** start **

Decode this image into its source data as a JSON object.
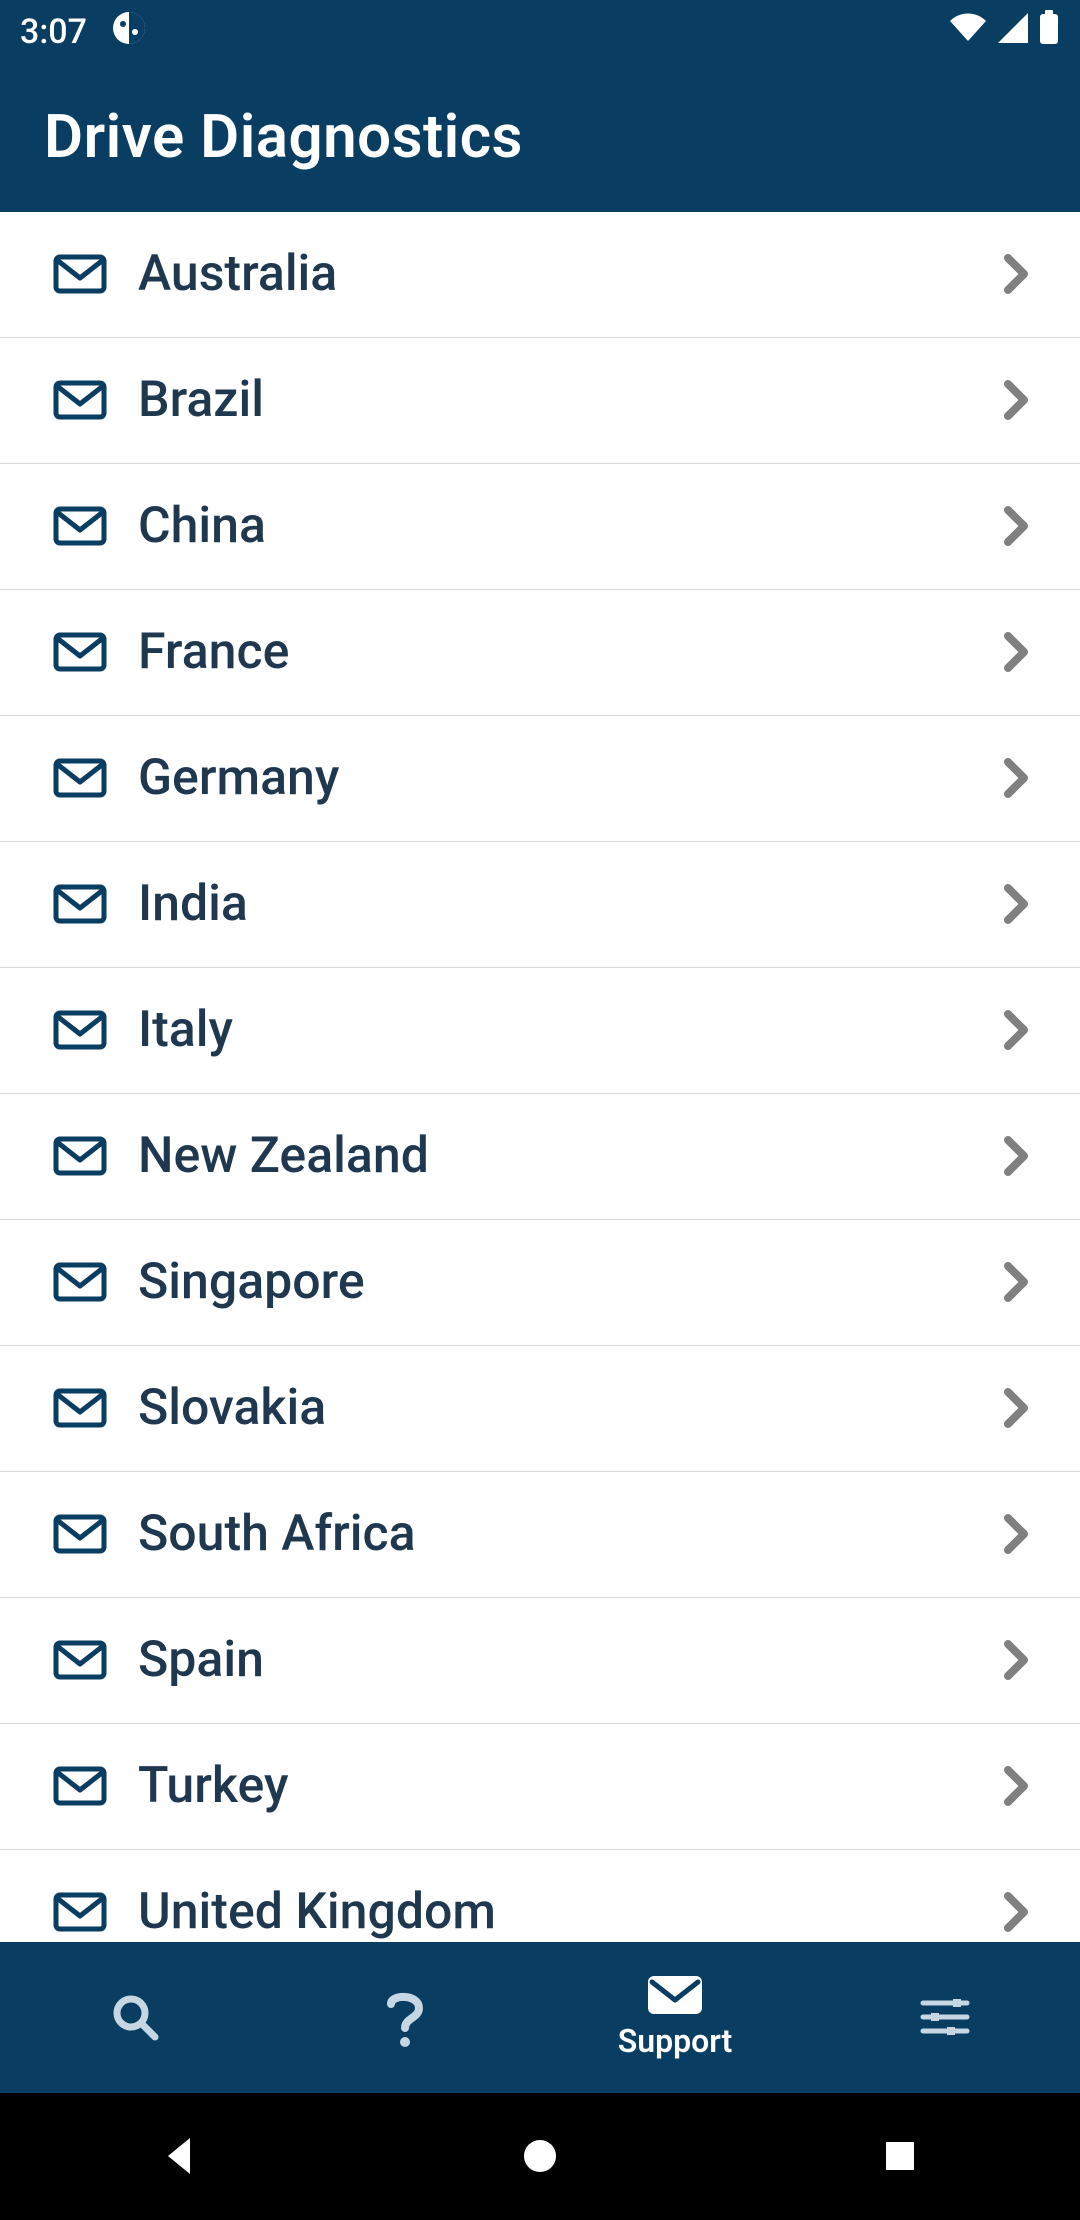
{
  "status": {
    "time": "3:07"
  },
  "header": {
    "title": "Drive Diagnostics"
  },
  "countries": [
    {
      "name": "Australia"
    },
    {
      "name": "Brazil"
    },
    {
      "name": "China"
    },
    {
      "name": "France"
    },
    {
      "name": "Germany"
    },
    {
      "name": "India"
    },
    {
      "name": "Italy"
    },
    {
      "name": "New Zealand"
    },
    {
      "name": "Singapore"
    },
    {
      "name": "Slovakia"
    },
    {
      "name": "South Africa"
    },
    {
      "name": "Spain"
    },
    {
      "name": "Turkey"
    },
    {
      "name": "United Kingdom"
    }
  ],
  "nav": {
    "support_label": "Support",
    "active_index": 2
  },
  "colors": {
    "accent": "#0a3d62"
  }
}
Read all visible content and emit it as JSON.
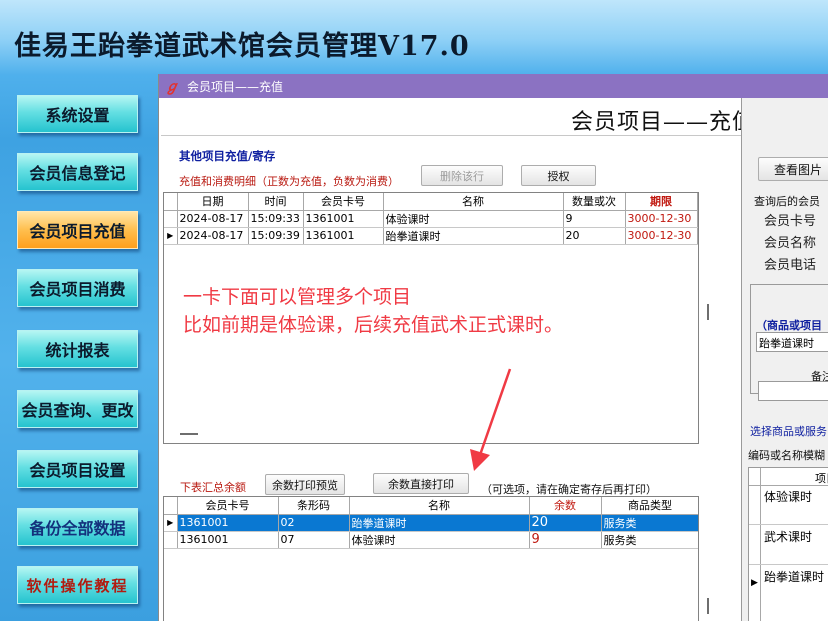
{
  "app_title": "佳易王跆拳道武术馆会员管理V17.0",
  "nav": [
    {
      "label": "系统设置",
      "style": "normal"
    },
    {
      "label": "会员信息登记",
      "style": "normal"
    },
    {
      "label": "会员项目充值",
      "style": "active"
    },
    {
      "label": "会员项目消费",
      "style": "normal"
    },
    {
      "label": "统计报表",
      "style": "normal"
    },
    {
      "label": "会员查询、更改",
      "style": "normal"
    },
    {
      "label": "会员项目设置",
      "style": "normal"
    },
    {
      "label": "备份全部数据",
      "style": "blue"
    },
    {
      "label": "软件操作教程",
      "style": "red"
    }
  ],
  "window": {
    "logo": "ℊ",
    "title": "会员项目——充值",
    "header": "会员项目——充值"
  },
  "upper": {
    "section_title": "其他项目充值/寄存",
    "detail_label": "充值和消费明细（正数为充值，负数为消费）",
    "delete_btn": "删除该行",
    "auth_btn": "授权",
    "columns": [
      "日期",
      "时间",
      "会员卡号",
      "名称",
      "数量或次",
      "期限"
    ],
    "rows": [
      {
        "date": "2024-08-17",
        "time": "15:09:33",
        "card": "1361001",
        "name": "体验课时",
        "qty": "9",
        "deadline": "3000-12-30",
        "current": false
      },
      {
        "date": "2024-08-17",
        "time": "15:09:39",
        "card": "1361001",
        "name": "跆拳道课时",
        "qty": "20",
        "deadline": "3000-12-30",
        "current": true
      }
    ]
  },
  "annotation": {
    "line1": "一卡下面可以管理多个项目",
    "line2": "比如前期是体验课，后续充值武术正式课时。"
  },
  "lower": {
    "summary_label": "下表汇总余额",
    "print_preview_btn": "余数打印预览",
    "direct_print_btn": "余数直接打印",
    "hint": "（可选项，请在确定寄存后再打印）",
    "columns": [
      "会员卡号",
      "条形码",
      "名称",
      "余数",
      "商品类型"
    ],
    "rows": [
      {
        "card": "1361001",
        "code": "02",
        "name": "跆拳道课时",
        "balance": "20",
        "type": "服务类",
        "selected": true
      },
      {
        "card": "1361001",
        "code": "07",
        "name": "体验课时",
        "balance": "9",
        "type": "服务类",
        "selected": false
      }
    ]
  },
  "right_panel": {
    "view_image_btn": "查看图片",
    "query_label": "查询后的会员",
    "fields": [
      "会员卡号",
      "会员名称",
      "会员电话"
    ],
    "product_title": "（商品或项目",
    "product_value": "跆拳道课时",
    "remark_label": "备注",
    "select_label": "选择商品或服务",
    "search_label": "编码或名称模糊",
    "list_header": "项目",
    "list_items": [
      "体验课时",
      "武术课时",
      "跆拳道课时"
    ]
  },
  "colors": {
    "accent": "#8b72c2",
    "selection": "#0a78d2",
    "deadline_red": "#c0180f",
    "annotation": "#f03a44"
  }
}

** end **

**Task instructions:** Exclude every picture and copy the remaining data exactly.

**Full solution:**
Decode this image into its source data as a JSON object.
{
  "status": {
    "time": "3:07"
  },
  "header": {
    "title": "Drive Diagnostics"
  },
  "countries": [
    {
      "name": "Australia"
    },
    {
      "name": "Brazil"
    },
    {
      "name": "China"
    },
    {
      "name": "France"
    },
    {
      "name": "Germany"
    },
    {
      "name": "India"
    },
    {
      "name": "Italy"
    },
    {
      "name": "New Zealand"
    },
    {
      "name": "Singapore"
    },
    {
      "name": "Slovakia"
    },
    {
      "name": "South Africa"
    },
    {
      "name": "Spain"
    },
    {
      "name": "Turkey"
    },
    {
      "name": "United Kingdom"
    }
  ],
  "nav": {
    "support_label": "Support",
    "active_index": 2
  },
  "colors": {
    "accent": "#0a3d62"
  }
}
Read all visible content and emit it as JSON.
{
  "app_title": "佳易王跆拳道武术馆会员管理V17.0",
  "nav": [
    {
      "label": "系统设置",
      "style": "normal"
    },
    {
      "label": "会员信息登记",
      "style": "normal"
    },
    {
      "label": "会员项目充值",
      "style": "active"
    },
    {
      "label": "会员项目消费",
      "style": "normal"
    },
    {
      "label": "统计报表",
      "style": "normal"
    },
    {
      "label": "会员查询、更改",
      "style": "normal"
    },
    {
      "label": "会员项目设置",
      "style": "normal"
    },
    {
      "label": "备份全部数据",
      "style": "blue"
    },
    {
      "label": "软件操作教程",
      "style": "red"
    }
  ],
  "window": {
    "logo": "ℊ",
    "title": "会员项目——充值",
    "header": "会员项目——充值"
  },
  "upper": {
    "section_title": "其他项目充值/寄存",
    "detail_label": "充值和消费明细（正数为充值，负数为消费）",
    "delete_btn": "删除该行",
    "auth_btn": "授权",
    "columns": [
      "日期",
      "时间",
      "会员卡号",
      "名称",
      "数量或次",
      "期限"
    ],
    "rows": [
      {
        "date": "2024-08-17",
        "time": "15:09:33",
        "card": "1361001",
        "name": "体验课时",
        "qty": "9",
        "deadline": "3000-12-30",
        "current": false
      },
      {
        "date": "2024-08-17",
        "time": "15:09:39",
        "card": "1361001",
        "name": "跆拳道课时",
        "qty": "20",
        "deadline": "3000-12-30",
        "current": true
      }
    ]
  },
  "annotation": {
    "line1": "一卡下面可以管理多个项目",
    "line2": "比如前期是体验课，后续充值武术正式课时。"
  },
  "lower": {
    "summary_label": "下表汇总余额",
    "print_preview_btn": "余数打印预览",
    "direct_print_btn": "余数直接打印",
    "hint": "（可选项，请在确定寄存后再打印）",
    "columns": [
      "会员卡号",
      "条形码",
      "名称",
      "余数",
      "商品类型"
    ],
    "rows": [
      {
        "card": "1361001",
        "code": "02",
        "name": "跆拳道课时",
        "balance": "20",
        "type": "服务类",
        "selected": true
      },
      {
        "card": "1361001",
        "code": "07",
        "name": "体验课时",
        "balance": "9",
        "type": "服务类",
        "selected": false
      }
    ]
  },
  "right_panel": {
    "view_image_btn": "查看图片",
    "query_label": "查询后的会员",
    "fields": [
      "会员卡号",
      "会员名称",
      "会员电话"
    ],
    "product_title": "（商品或项目",
    "product_value": "跆拳道课时",
    "remark_label": "备注",
    "select_label": "选择商品或服务",
    "search_label": "编码或名称模糊",
    "list_header": "项目",
    "list_items": [
      "体验课时",
      "武术课时",
      "跆拳道课时"
    ]
  },
  "colors": {
    "accent": "#8b72c2",
    "selection": "#0a78d2",
    "deadline_red": "#c0180f",
    "annotation": "#f03a44"
  }
}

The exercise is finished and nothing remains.